**SET EXERCISE:**
Extract each line holding the word "section" from the entries.

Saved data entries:
..........

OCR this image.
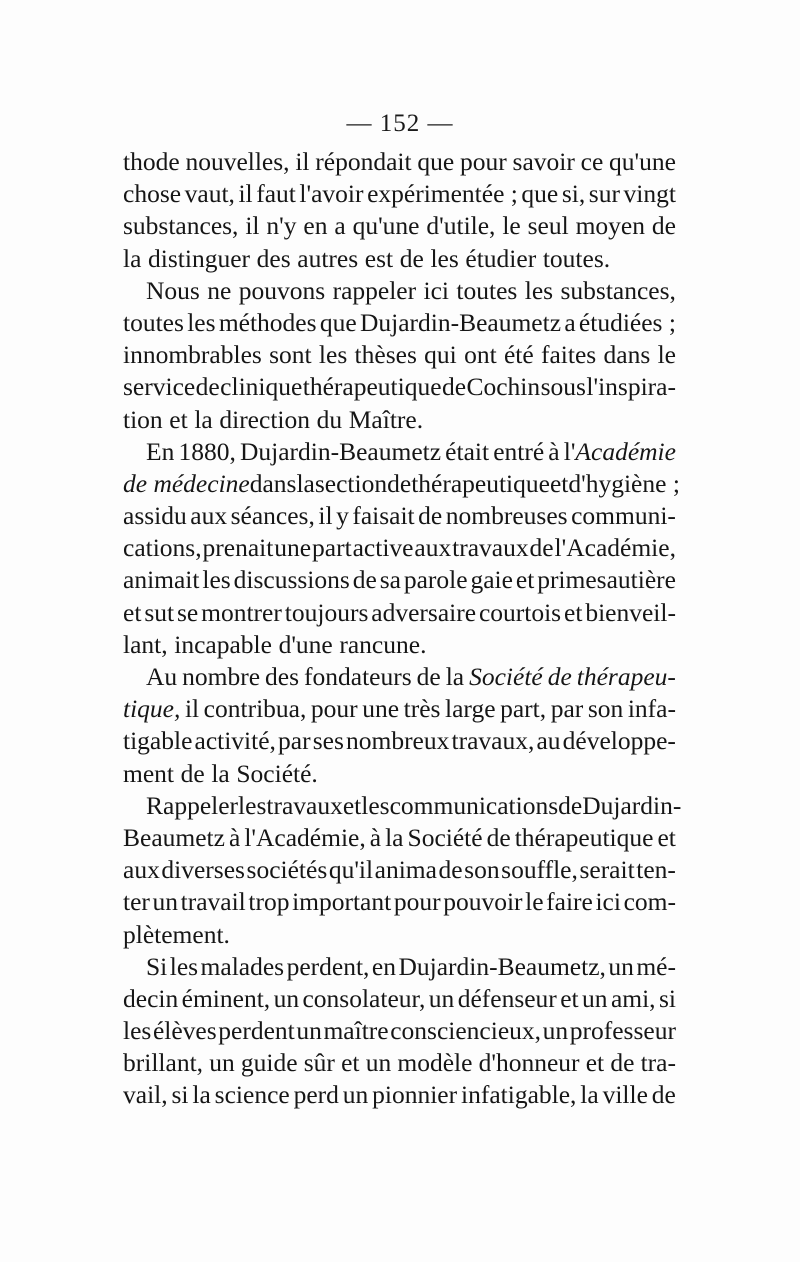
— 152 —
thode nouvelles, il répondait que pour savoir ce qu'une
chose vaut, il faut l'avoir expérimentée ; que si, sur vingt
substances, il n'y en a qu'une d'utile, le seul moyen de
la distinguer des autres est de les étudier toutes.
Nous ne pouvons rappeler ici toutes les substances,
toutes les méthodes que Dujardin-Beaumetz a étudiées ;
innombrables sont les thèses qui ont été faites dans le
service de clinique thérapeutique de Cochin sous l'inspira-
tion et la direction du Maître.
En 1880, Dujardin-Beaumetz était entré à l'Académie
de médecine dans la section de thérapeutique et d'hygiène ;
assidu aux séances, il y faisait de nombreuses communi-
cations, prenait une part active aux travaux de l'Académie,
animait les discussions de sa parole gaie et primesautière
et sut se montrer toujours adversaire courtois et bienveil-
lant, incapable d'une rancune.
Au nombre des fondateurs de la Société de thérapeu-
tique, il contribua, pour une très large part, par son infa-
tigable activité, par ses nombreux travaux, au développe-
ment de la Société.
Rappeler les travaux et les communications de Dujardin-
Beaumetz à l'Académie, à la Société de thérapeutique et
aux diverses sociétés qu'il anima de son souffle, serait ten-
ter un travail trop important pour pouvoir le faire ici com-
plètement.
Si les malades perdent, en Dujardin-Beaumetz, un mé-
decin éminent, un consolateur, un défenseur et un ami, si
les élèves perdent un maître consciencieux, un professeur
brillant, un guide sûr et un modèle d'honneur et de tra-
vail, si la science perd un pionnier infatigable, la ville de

..........

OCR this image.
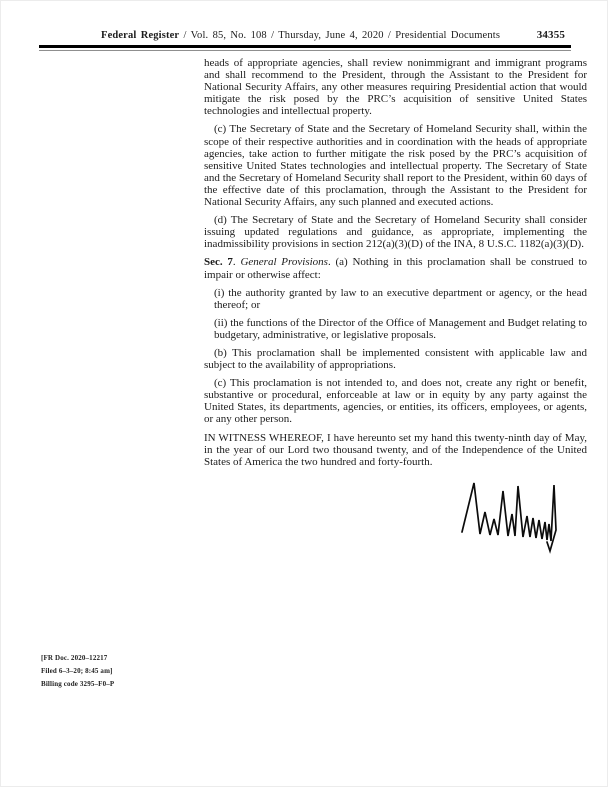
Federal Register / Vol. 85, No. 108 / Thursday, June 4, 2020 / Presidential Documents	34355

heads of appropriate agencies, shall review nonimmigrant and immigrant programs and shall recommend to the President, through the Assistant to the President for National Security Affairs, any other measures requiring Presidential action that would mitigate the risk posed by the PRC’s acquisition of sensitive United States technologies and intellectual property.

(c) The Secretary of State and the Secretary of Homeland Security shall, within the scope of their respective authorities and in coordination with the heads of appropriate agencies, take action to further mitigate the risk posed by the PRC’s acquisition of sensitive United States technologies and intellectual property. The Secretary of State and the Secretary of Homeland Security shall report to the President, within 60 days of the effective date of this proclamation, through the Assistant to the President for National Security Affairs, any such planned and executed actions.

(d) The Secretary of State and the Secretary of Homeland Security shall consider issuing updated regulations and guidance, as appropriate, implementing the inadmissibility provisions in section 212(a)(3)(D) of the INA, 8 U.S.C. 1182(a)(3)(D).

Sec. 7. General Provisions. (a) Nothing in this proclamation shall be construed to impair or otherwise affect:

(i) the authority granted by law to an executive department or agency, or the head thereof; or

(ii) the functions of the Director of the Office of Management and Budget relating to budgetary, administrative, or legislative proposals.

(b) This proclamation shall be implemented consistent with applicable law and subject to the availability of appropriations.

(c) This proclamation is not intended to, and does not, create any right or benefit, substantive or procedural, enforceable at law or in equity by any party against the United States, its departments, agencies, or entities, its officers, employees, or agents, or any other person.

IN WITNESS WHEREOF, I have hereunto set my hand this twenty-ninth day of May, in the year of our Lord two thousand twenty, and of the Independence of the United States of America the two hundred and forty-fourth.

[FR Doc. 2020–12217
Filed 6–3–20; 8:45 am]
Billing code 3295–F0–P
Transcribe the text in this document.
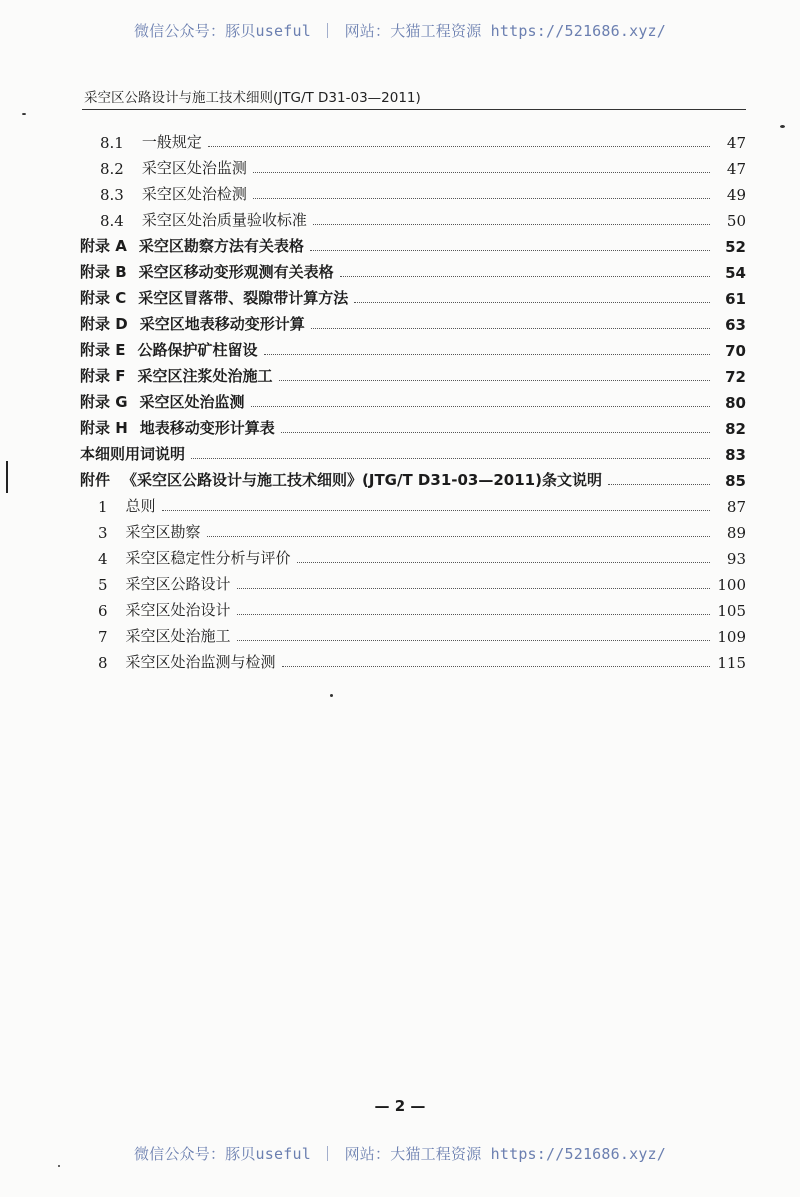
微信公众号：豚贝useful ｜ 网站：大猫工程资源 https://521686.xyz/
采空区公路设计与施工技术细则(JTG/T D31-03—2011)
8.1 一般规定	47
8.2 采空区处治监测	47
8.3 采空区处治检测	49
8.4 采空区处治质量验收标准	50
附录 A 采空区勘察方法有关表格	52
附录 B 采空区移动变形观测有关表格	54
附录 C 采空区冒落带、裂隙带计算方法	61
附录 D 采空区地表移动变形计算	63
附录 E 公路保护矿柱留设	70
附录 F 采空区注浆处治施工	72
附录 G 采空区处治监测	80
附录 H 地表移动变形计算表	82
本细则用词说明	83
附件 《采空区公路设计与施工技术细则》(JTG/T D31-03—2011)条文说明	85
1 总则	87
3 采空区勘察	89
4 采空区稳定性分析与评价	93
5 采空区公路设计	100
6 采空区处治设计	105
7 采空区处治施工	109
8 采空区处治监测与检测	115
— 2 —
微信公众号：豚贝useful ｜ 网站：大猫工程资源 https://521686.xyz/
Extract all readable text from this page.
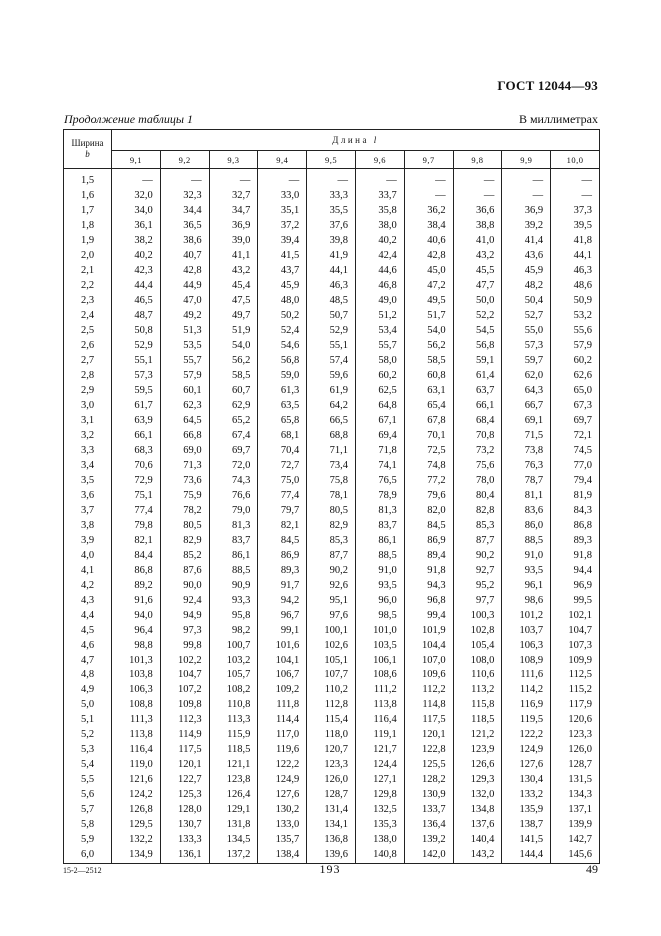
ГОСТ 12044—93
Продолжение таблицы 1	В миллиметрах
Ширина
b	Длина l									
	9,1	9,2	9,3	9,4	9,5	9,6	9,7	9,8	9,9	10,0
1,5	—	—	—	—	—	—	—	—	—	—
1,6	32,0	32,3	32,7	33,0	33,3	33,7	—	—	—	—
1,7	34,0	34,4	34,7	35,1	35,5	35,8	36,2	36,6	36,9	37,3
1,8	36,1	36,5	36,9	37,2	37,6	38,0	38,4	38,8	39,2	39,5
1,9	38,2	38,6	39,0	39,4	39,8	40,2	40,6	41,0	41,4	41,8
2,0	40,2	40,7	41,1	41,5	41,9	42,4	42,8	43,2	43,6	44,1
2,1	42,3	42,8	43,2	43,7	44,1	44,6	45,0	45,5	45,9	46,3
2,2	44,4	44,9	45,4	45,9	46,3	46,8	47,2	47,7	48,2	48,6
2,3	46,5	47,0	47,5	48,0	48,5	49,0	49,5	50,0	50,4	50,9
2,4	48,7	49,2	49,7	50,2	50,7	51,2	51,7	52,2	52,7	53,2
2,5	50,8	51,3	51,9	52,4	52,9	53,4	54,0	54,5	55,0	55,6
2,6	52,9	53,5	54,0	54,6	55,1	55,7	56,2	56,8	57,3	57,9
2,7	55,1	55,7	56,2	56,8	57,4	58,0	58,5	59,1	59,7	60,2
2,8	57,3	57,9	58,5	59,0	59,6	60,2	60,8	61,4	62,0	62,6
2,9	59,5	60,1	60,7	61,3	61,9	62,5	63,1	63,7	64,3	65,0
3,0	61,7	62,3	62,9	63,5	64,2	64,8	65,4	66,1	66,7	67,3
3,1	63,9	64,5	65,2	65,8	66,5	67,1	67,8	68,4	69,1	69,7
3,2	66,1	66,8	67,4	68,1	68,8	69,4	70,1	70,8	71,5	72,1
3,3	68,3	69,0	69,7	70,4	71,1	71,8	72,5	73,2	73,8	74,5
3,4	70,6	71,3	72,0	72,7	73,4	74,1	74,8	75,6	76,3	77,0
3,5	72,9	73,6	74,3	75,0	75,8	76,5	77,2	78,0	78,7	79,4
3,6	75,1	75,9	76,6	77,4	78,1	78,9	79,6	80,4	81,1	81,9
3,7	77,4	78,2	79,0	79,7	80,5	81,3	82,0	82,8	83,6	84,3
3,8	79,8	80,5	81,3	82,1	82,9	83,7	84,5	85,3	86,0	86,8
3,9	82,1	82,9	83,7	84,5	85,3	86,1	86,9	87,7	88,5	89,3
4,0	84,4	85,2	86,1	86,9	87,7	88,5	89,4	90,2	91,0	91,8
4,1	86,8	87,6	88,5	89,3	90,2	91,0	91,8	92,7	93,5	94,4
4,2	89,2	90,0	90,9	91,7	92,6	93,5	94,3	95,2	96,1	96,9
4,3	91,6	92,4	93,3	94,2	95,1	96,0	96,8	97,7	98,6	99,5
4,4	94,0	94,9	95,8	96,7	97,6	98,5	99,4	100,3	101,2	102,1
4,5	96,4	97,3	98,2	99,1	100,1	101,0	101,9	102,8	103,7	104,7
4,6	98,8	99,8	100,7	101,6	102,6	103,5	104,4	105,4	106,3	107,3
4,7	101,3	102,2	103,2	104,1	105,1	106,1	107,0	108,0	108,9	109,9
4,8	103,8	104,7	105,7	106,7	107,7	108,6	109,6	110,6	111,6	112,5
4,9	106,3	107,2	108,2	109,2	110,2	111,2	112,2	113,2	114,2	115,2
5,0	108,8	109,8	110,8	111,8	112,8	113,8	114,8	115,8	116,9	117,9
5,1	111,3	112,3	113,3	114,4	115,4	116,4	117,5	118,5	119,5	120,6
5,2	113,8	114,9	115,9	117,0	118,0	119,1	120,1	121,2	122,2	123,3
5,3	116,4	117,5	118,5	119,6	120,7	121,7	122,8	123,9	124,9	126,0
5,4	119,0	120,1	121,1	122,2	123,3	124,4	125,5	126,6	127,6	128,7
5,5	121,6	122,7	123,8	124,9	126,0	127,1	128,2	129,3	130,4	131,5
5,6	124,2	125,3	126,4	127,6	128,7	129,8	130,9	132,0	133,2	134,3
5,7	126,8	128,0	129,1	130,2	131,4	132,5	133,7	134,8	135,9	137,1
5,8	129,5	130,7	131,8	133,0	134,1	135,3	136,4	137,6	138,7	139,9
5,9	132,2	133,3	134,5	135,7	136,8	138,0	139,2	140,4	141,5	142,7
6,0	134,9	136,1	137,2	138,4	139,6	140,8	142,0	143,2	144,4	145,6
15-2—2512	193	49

..........

**RESULT:**
de médecine dans la section de thérapeutique et d'hygiène ;
(d) The Secretary of State and the Secretary of Homeland Security shall consider issuing updated regulations and guidance, as appropriate, implementing the inadmissibility provisions in section 212(a)(3)(D) of the INA, 8 U.S.C. 1182(a)(3)(D).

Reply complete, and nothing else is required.